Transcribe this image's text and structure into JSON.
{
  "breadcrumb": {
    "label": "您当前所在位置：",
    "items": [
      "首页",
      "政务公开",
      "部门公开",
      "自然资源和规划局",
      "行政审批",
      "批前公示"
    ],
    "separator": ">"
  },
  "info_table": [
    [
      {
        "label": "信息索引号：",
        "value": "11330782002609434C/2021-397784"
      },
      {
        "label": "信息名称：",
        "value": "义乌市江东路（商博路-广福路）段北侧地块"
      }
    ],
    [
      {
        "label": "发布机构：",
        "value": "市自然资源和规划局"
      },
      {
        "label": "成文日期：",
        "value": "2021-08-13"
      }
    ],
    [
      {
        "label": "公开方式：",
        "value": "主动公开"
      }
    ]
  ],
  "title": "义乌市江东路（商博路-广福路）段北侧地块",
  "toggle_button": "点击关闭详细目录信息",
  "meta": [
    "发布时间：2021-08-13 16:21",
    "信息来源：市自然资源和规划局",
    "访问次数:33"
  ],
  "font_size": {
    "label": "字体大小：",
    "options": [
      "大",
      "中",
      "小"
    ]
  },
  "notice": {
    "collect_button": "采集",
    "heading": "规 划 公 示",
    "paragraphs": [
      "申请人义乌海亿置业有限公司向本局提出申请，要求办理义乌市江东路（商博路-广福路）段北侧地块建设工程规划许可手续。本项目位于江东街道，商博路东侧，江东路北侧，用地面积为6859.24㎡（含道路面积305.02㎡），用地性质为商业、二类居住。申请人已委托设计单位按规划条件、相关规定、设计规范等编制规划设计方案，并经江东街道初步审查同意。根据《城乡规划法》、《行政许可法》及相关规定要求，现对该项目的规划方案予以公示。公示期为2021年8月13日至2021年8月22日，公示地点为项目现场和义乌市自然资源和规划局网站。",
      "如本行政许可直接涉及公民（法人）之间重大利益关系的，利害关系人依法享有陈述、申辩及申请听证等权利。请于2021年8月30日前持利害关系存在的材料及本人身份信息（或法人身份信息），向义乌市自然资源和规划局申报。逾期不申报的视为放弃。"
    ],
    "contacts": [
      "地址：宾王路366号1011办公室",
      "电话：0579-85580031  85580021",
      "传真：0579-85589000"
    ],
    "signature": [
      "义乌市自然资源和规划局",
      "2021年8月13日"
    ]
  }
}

Short problem:
Output the full listing exactly as it stands.

Finished exercise:
Transcribe this image's text and structure into JSON.
{
  "breadcrumb": {
    "label": "您当前所在位置：",
    "items": [
      "首页",
      "政务公开",
      "部门公开",
      "自然资源和规划局",
      "行政审批",
      "批前公示"
    ],
    "separator": ">"
  },
  "info_table": [
    [
      {
        "label": "信息索引号：",
        "value": "11330782002609434C/2021-397784"
      },
      {
        "label": "信息名称：",
        "value": "义乌市江东路（商博路-广福路）段北侧地块"
      }
    ],
    [
      {
        "label": "发布机构：",
        "value": "市自然资源和规划局"
      },
      {
        "label": "成文日期：",
        "value": "2021-08-13"
      }
    ],
    [
      {
        "label": "公开方式：",
        "value": "主动公开"
      }
    ]
  ],
  "title": "义乌市江东路（商博路-广福路）段北侧地块",
  "toggle_button": "点击关闭详细目录信息",
  "meta": [
    "发布时间：2021-08-13 16:21",
    "信息来源：市自然资源和规划局",
    "访问次数:33"
  ],
  "font_size": {
    "label": "字体大小：",
    "options": [
      "大",
      "中",
      "小"
    ]
  },
  "notice": {
    "collect_button": "采集",
    "heading": "规 划 公 示",
    "paragraphs": [
      "申请人义乌海亿置业有限公司向本局提出申请，要求办理义乌市江东路（商博路-广福路）段北侧地块建设工程规划许可手续。本项目位于江东街道，商博路东侧，江东路北侧，用地面积为6859.24㎡（含道路面积305.02㎡），用地性质为商业、二类居住。申请人已委托设计单位按规划条件、相关规定、设计规范等编制规划设计方案，并经江东街道初步审查同意。根据《城乡规划法》、《行政许可法》及相关规定要求，现对该项目的规划方案予以公示。公示期为2021年8月13日至2021年8月22日，公示地点为项目现场和义乌市自然资源和规划局网站。",
      "如本行政许可直接涉及公民（法人）之间重大利益关系的，利害关系人依法享有陈述、申辩及申请听证等权利。请于2021年8月30日前持利害关系存在的材料及本人身份信息（或法人身份信息），向义乌市自然资源和规划局申报。逾期不申报的视为放弃。"
    ],
    "contacts": [
      "地址：宾王路366号1011办公室",
      "电话：0579-85580031  85580021",
      "传真：0579-85589000"
    ],
    "signature": [
      "义乌市自然资源和规划局",
      "2021年8月13日"
    ]
  }
}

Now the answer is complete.